• _Data excerpts_:
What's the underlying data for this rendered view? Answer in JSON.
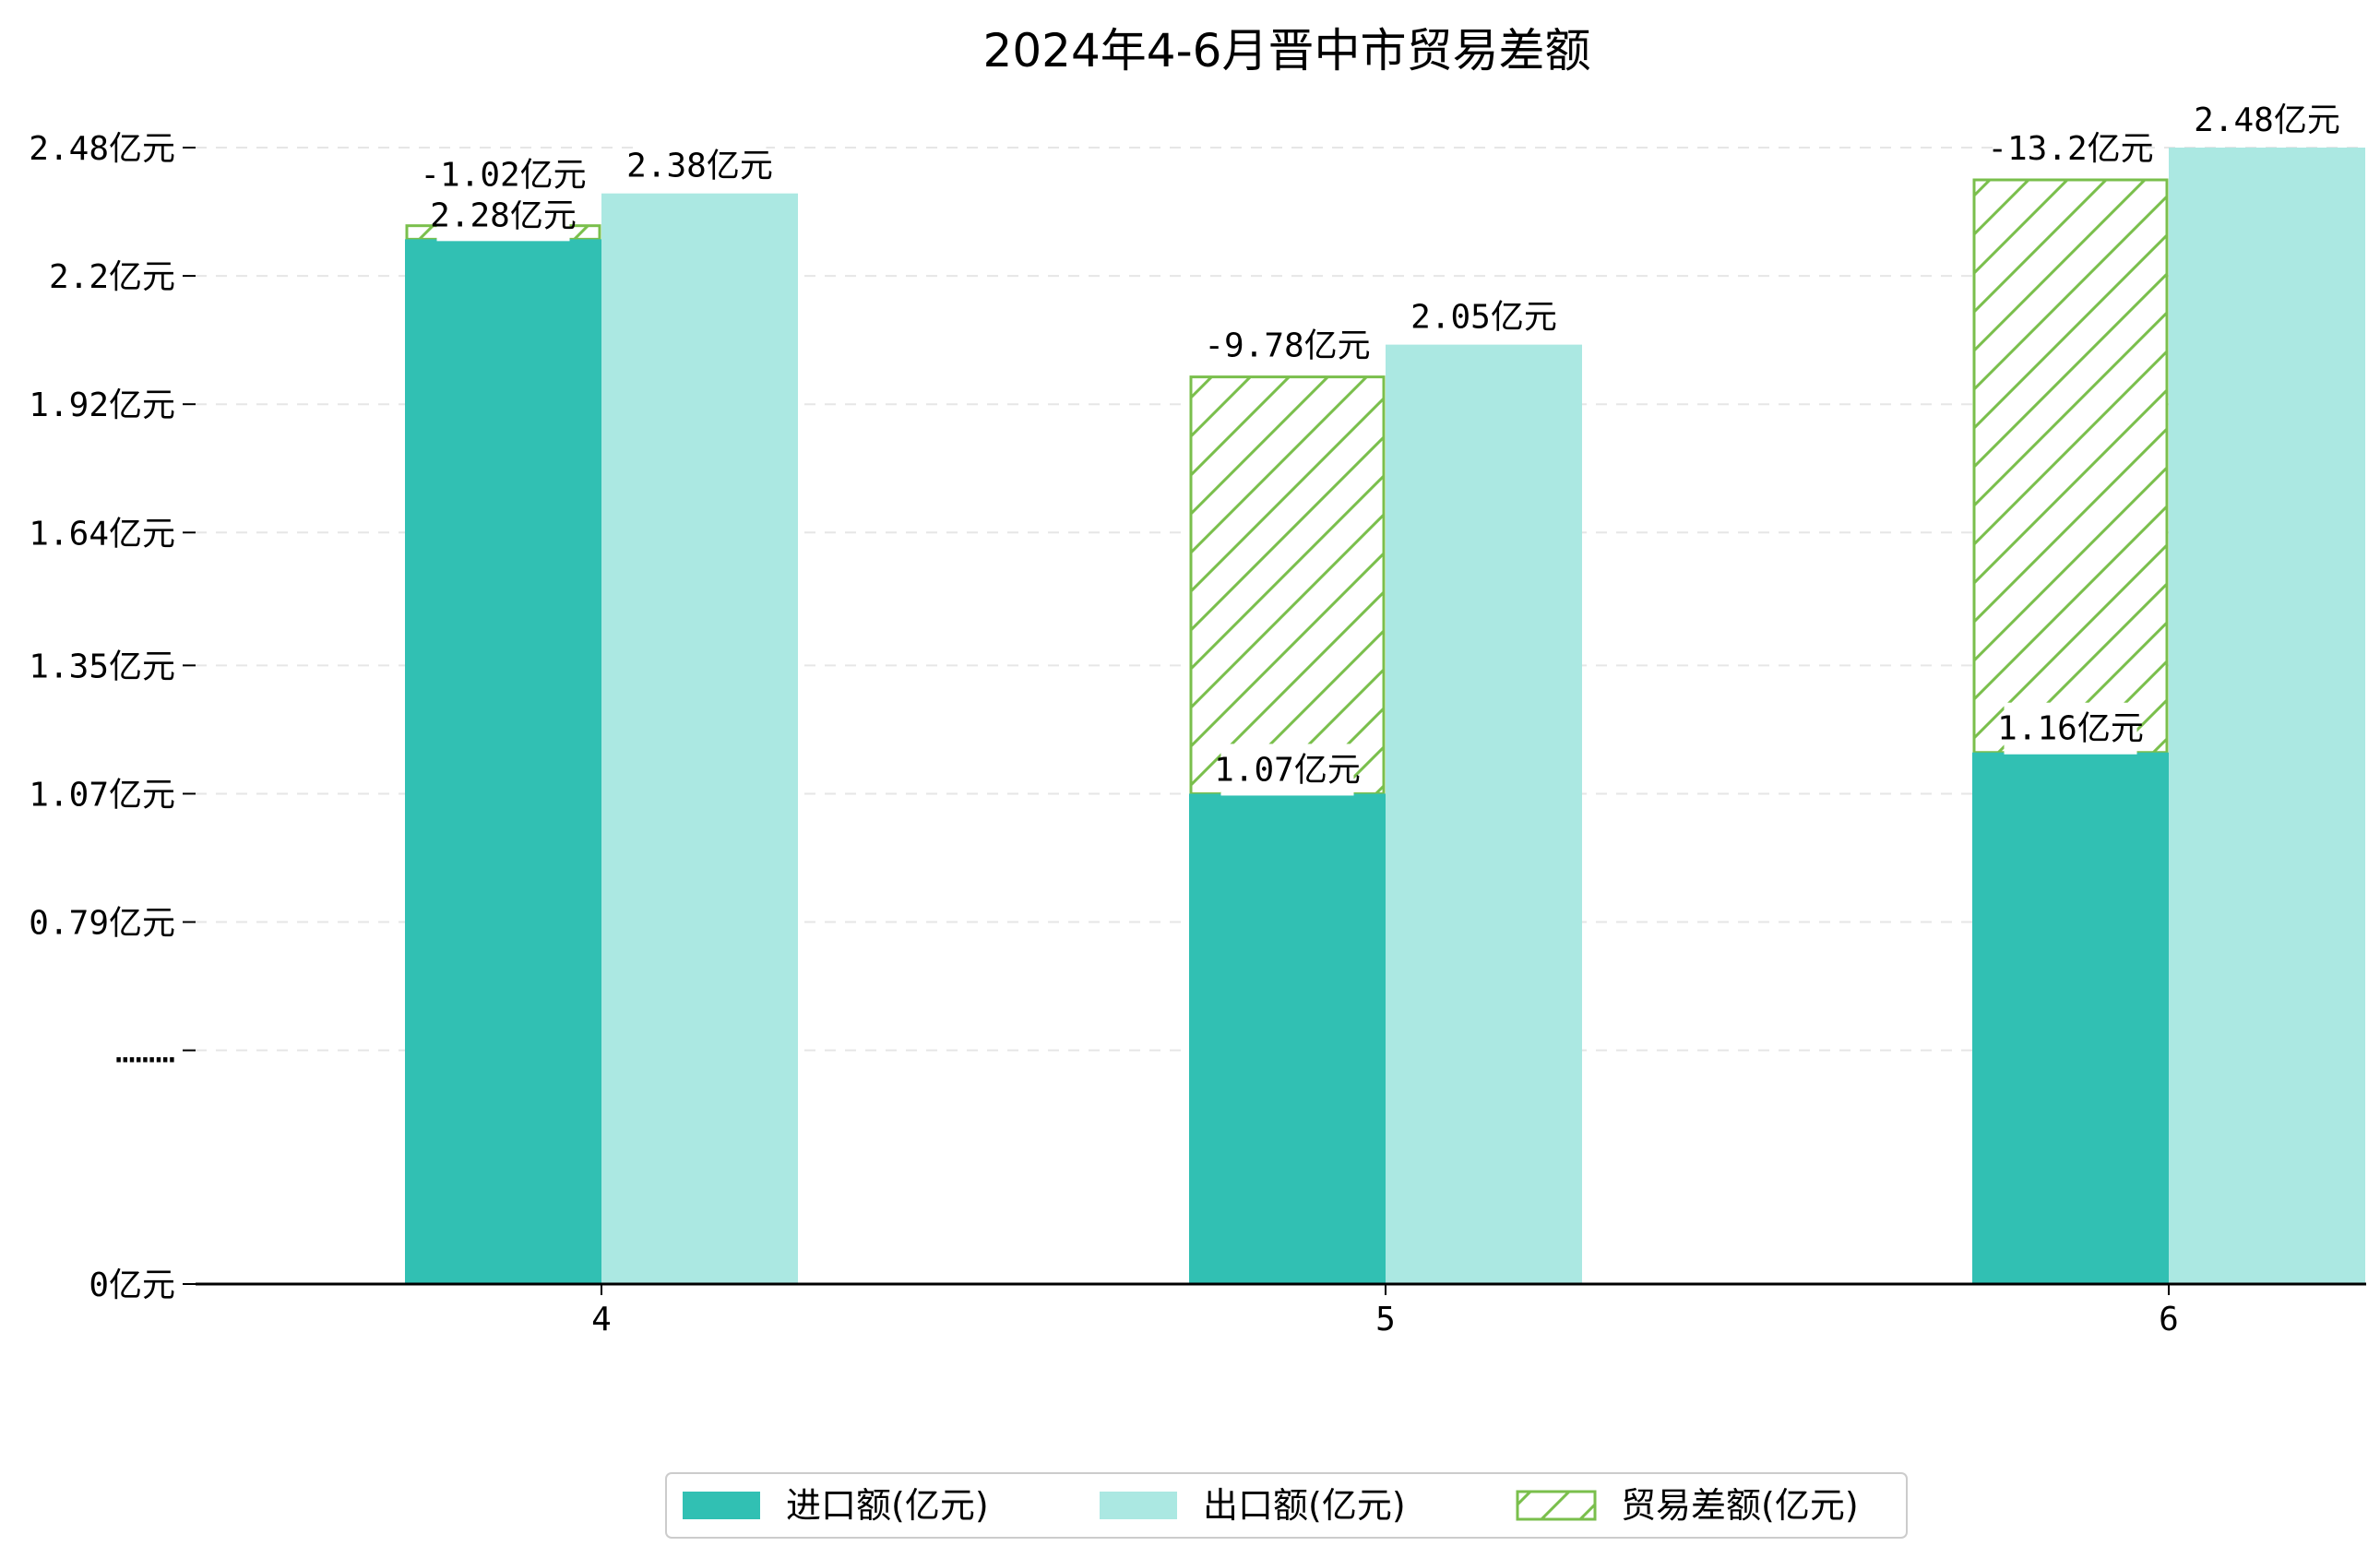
{
  "chart_data": {
    "type": "bar",
    "title": "2024年4-6月晋中市贸易差额",
    "categories": [
      "4",
      "5",
      "6"
    ],
    "series": [
      {
        "name": "进口额(亿元)",
        "values": [
          2.28,
          1.07,
          1.16
        ],
        "labels": [
          "2.28亿元",
          "1.07亿元",
          "1.16亿元"
        ]
      },
      {
        "name": "出口额(亿元)",
        "values": [
          2.38,
          2.05,
          2.48
        ],
        "labels": [
          "2.38亿元",
          "2.05亿元",
          "2.48亿元"
        ]
      },
      {
        "name": "贸易差额(亿元)",
        "values": [
          -1.02,
          -9.78,
          -13.2
        ],
        "labels": [
          "-1.02亿元",
          "-9.78亿元",
          "-13.2亿元"
        ]
      }
    ],
    "yticks": [
      {
        "value": 2.48,
        "label": "2.48亿元"
      },
      {
        "value": 2.2,
        "label": "2.2亿元"
      },
      {
        "value": 1.92,
        "label": "1.92亿元"
      },
      {
        "value": 1.64,
        "label": "1.64亿元"
      },
      {
        "value": 1.35,
        "label": "1.35亿元"
      },
      {
        "value": 1.07,
        "label": "1.07亿元"
      },
      {
        "value": 0.79,
        "label": "0.79亿元"
      },
      {
        "value": 0.51,
        "label": "………"
      },
      {
        "value": 0,
        "label": "0亿元"
      }
    ],
    "ylim": [
      0,
      2.48
    ],
    "xlabel": "",
    "ylabel": "",
    "grid": "horizontal dashed",
    "legend_position": "bottom-center",
    "colors": {
      "import": "#31c0b3",
      "export": "#abe8e2",
      "balance": "#7abf4c"
    }
  }
}
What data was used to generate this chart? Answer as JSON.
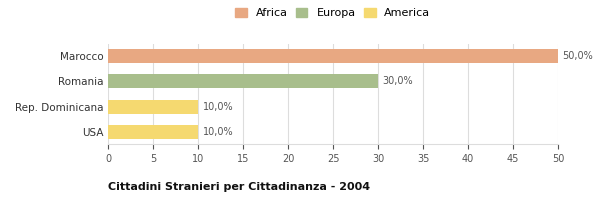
{
  "categories": [
    "Marocco",
    "Romania",
    "Rep. Dominicana",
    "USA"
  ],
  "values": [
    50.0,
    30.0,
    10.0,
    10.0
  ],
  "colors": [
    "#E8A882",
    "#A8BE8C",
    "#F5D970",
    "#F5D970"
  ],
  "legend": [
    {
      "label": "Africa",
      "color": "#E8A882"
    },
    {
      "label": "Europa",
      "color": "#A8BE8C"
    },
    {
      "label": "America",
      "color": "#F5D970"
    }
  ],
  "xlim": [
    0,
    50
  ],
  "xticks": [
    0,
    5,
    10,
    15,
    20,
    25,
    30,
    35,
    40,
    45,
    50
  ],
  "title": "Cittadini Stranieri per Cittadinanza - 2004",
  "bg_color": "#ffffff",
  "grid_color": "#dddddd",
  "bar_labels": [
    "50,0%",
    "30,0%",
    "10,0%",
    "10,0%"
  ]
}
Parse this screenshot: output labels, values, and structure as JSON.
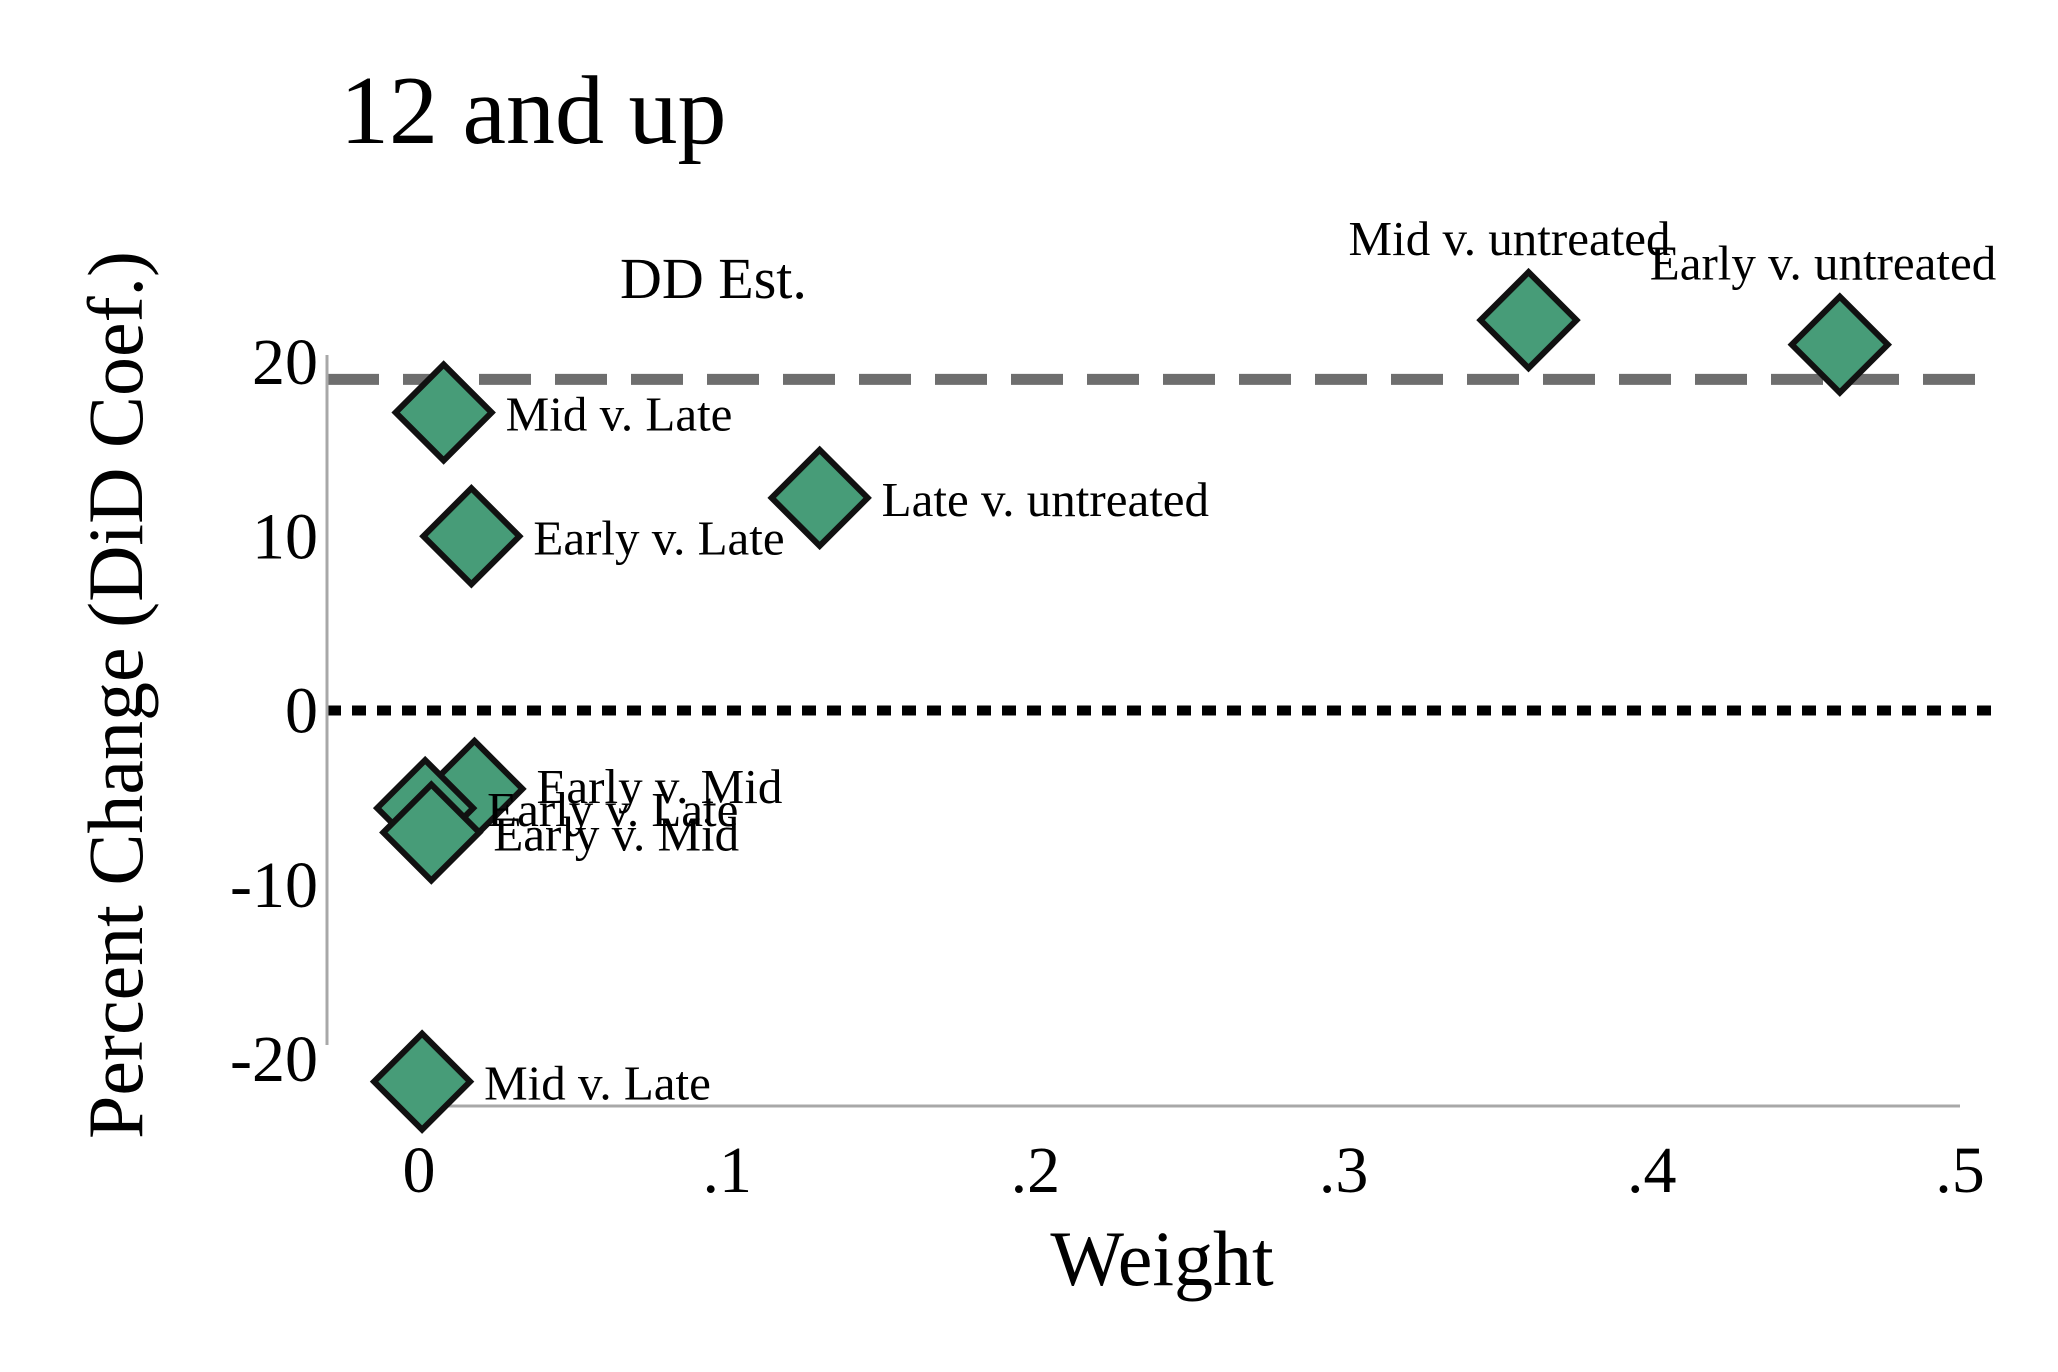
{
  "chart_data": {
    "type": "scatter",
    "title": "12 and up",
    "xlabel": "Weight",
    "ylabel": "Percent Change (DiD Coef.)",
    "xlim": [
      0,
      0.5
    ],
    "ylim": [
      -20,
      20
    ],
    "x_ticks": [
      {
        "value": 0,
        "label": "0"
      },
      {
        "value": 0.1,
        "label": ".1"
      },
      {
        "value": 0.2,
        "label": ".2"
      },
      {
        "value": 0.3,
        "label": ".3"
      },
      {
        "value": 0.4,
        "label": ".4"
      },
      {
        "value": 0.5,
        "label": ".5"
      }
    ],
    "y_ticks": [
      {
        "value": 20,
        "label": "20"
      },
      {
        "value": 10,
        "label": "10"
      },
      {
        "value": 0,
        "label": "0"
      },
      {
        "value": -10,
        "label": "-10"
      },
      {
        "value": -20,
        "label": "-20"
      }
    ],
    "reference_lines": [
      {
        "y": 19,
        "style": "dashed",
        "color": "#6e6e6e",
        "label": "DD Est."
      },
      {
        "y": 0,
        "style": "dotted",
        "color": "#000000",
        "label": ""
      }
    ],
    "marker": {
      "shape": "diamond",
      "fill": "#479c78",
      "edge": "#111111"
    },
    "points": [
      {
        "label": "Mid v. Late",
        "x": 0.008,
        "y": 17.1
      },
      {
        "label": "Early v. Late",
        "x": 0.017,
        "y": 10.0
      },
      {
        "label": "Late v. untreated",
        "x": 0.13,
        "y": 12.2
      },
      {
        "label": "Mid v. untreated",
        "x": 0.36,
        "y": 22.4
      },
      {
        "label": "Early v. untreated",
        "x": 0.461,
        "y": 21.0
      },
      {
        "label": "Early v. Mid",
        "x": 0.018,
        "y": -4.5
      },
      {
        "label": "Early v. Late",
        "x": 0.002,
        "y": -5.6
      },
      {
        "label": "Early v. Mid",
        "x": 0.004,
        "y": -7.0
      },
      {
        "label": "Mid v. Late",
        "x": 0.001,
        "y": -21.3
      }
    ]
  }
}
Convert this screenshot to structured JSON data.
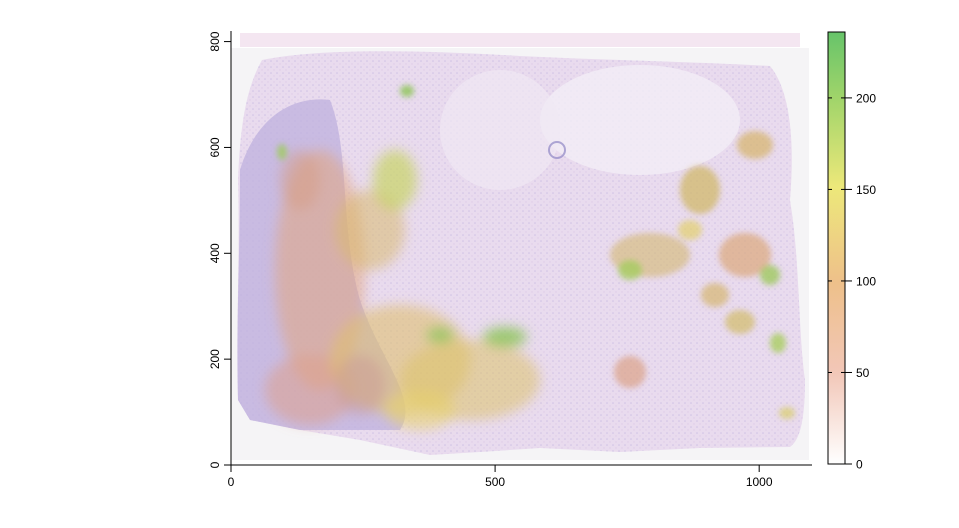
{
  "chart_data": {
    "type": "heatmap",
    "title": "",
    "xlabel": "",
    "ylabel": "",
    "xlim": [
      0,
      1100
    ],
    "ylim": [
      0,
      820
    ],
    "x_ticks": [
      0,
      500,
      1000
    ],
    "x_tick_labels": [
      "0",
      "500",
      "1000"
    ],
    "y_ticks": [
      0,
      200,
      400,
      600,
      800
    ],
    "y_tick_labels": [
      "0",
      "200",
      "400",
      "600",
      "800"
    ],
    "colorbar": {
      "range": [
        0,
        236
      ],
      "ticks": [
        0,
        50,
        100,
        150,
        200
      ],
      "tick_labels": [
        "0",
        "50",
        "100",
        "150",
        "200"
      ],
      "colors": [
        "#ffffff",
        "#f2c7b8",
        "#eec08a",
        "#ede87a",
        "#9fd46a",
        "#67c46a"
      ]
    },
    "background_image": "H&E tissue section overlaid with heat values",
    "grid": false
  }
}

• _The task_:
Go through the preceding material and copy each line that has the word "screenshot".

• _Result of the exercise_:
Parse this screenshot: output labels, values, and structure as JSON.
Convert this screenshot to structured JSON data.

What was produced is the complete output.